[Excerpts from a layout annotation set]
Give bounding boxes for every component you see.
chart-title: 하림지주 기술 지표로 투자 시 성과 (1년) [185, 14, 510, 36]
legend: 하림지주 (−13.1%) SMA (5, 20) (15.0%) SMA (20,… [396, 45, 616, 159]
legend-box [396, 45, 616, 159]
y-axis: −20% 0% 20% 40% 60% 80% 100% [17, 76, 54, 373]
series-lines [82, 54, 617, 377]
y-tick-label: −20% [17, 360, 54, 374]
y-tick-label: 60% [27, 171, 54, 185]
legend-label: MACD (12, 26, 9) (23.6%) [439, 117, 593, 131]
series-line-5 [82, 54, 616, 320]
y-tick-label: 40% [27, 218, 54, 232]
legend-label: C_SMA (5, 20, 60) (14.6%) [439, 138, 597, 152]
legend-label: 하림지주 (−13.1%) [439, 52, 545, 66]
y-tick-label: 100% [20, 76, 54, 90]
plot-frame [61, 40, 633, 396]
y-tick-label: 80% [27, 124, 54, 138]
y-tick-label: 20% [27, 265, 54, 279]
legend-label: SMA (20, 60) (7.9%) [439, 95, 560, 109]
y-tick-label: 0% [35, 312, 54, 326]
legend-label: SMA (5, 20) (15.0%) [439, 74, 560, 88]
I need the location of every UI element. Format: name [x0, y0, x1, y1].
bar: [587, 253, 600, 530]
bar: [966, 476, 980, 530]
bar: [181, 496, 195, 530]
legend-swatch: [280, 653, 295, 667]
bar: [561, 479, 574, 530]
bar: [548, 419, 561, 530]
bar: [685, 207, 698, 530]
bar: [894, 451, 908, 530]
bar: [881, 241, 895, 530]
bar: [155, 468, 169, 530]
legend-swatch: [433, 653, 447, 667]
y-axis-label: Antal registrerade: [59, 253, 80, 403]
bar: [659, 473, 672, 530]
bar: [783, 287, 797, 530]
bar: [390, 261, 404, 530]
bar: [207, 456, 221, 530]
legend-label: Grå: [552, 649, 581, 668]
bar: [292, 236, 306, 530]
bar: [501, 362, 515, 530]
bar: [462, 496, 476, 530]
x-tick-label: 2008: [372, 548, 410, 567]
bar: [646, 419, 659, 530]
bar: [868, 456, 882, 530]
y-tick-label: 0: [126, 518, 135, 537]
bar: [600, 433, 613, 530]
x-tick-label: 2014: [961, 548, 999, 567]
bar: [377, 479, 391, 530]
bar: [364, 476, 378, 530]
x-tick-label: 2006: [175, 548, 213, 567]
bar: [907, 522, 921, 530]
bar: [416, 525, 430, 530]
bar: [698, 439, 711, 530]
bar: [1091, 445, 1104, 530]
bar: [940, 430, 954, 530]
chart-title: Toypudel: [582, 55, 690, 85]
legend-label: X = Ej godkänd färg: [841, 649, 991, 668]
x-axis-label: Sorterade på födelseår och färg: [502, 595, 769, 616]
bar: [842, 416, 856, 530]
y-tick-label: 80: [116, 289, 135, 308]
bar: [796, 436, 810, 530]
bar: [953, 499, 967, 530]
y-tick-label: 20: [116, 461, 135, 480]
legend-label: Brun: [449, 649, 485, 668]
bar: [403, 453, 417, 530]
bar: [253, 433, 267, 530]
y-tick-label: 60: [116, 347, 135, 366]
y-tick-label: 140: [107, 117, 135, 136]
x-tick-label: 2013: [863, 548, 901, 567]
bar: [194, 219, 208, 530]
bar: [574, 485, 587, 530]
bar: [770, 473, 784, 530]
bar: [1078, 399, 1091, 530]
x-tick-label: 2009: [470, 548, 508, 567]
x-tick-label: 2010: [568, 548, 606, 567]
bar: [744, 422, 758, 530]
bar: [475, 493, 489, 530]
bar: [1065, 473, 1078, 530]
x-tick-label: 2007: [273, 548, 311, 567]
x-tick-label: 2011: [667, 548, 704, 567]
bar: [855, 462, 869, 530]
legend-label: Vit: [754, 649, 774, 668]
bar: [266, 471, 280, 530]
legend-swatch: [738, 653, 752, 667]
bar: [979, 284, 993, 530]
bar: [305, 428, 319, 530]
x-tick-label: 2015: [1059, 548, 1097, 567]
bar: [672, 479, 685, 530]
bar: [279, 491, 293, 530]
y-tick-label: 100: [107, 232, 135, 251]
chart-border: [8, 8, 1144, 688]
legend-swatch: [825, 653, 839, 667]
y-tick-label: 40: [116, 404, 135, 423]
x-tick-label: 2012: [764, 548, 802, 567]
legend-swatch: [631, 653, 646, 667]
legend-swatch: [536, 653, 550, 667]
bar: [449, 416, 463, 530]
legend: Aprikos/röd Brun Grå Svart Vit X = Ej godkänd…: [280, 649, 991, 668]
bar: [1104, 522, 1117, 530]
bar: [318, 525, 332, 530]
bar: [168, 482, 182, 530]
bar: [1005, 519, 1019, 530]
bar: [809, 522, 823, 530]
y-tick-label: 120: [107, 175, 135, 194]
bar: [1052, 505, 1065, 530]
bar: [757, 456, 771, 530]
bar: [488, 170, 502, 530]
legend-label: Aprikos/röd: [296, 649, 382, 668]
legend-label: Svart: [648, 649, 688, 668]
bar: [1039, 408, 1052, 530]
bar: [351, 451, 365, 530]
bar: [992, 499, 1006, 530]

● AIM
Reproduce the items verbatim, beginning with the first line of the items and ending after the line that contains "y-tick-label: 20% [27, 265, 54, 279]".

● WORKED ANSWER
Give bounding boxes for every component you see.
chart-title: 하림지주 기술 지표로 투자 시 성과 (1년) [185, 14, 510, 36]
legend: 하림지주 (−13.1%) SMA (5, 20) (15.0%) SMA (20,… [396, 45, 616, 159]
legend-box [396, 45, 616, 159]
y-axis: −20% 0% 20% 40% 60% 80% 100% [17, 76, 54, 373]
series-lines [82, 54, 617, 377]
y-tick-label: −20% [17, 360, 54, 374]
y-tick-label: 60% [27, 171, 54, 185]
legend-label: MACD (12, 26, 9) (23.6%) [439, 117, 593, 131]
series-line-5 [82, 54, 616, 320]
y-tick-label: 40% [27, 218, 54, 232]
legend-label: C_SMA (5, 20, 60) (14.6%) [439, 138, 597, 152]
legend-label: 하림지주 (−13.1%) [439, 52, 545, 66]
y-tick-label: 100% [20, 76, 54, 90]
plot-frame [61, 40, 633, 396]
y-tick-label: 80% [27, 124, 54, 138]
y-tick-label: 20% [27, 265, 54, 279]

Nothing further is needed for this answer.